## [The exercise]
Extract each line where the string "partite" shows up.
— START OF Excerpted data —
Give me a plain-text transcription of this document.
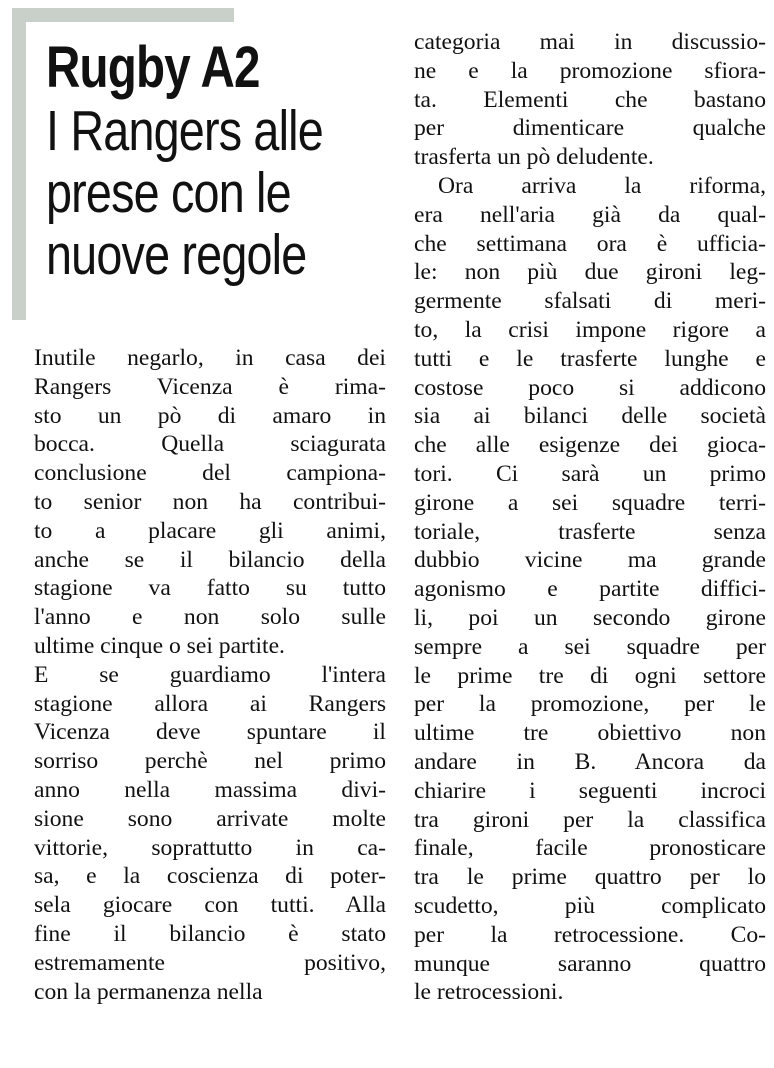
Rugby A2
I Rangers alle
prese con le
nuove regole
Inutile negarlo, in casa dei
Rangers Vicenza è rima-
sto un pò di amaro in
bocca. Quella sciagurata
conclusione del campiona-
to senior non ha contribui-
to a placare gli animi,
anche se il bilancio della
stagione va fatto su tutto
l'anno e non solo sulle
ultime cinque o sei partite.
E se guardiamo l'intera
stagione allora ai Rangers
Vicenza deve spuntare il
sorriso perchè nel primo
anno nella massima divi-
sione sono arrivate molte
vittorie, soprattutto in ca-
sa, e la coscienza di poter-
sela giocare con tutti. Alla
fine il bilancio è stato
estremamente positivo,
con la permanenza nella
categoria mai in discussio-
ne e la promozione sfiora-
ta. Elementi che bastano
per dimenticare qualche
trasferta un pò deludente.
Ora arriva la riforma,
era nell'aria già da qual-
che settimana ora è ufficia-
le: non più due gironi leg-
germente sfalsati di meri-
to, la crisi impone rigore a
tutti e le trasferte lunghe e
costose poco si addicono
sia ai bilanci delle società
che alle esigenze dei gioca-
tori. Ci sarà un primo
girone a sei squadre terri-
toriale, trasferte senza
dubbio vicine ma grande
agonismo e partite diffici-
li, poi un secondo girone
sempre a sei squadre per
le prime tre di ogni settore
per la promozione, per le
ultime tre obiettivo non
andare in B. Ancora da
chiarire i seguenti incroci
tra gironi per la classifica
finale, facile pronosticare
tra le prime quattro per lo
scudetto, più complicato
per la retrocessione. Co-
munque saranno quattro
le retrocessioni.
— END OF Excerpted data —
## [Final answer]
ultime cinque o sei partite.
agonismo e partite diffici-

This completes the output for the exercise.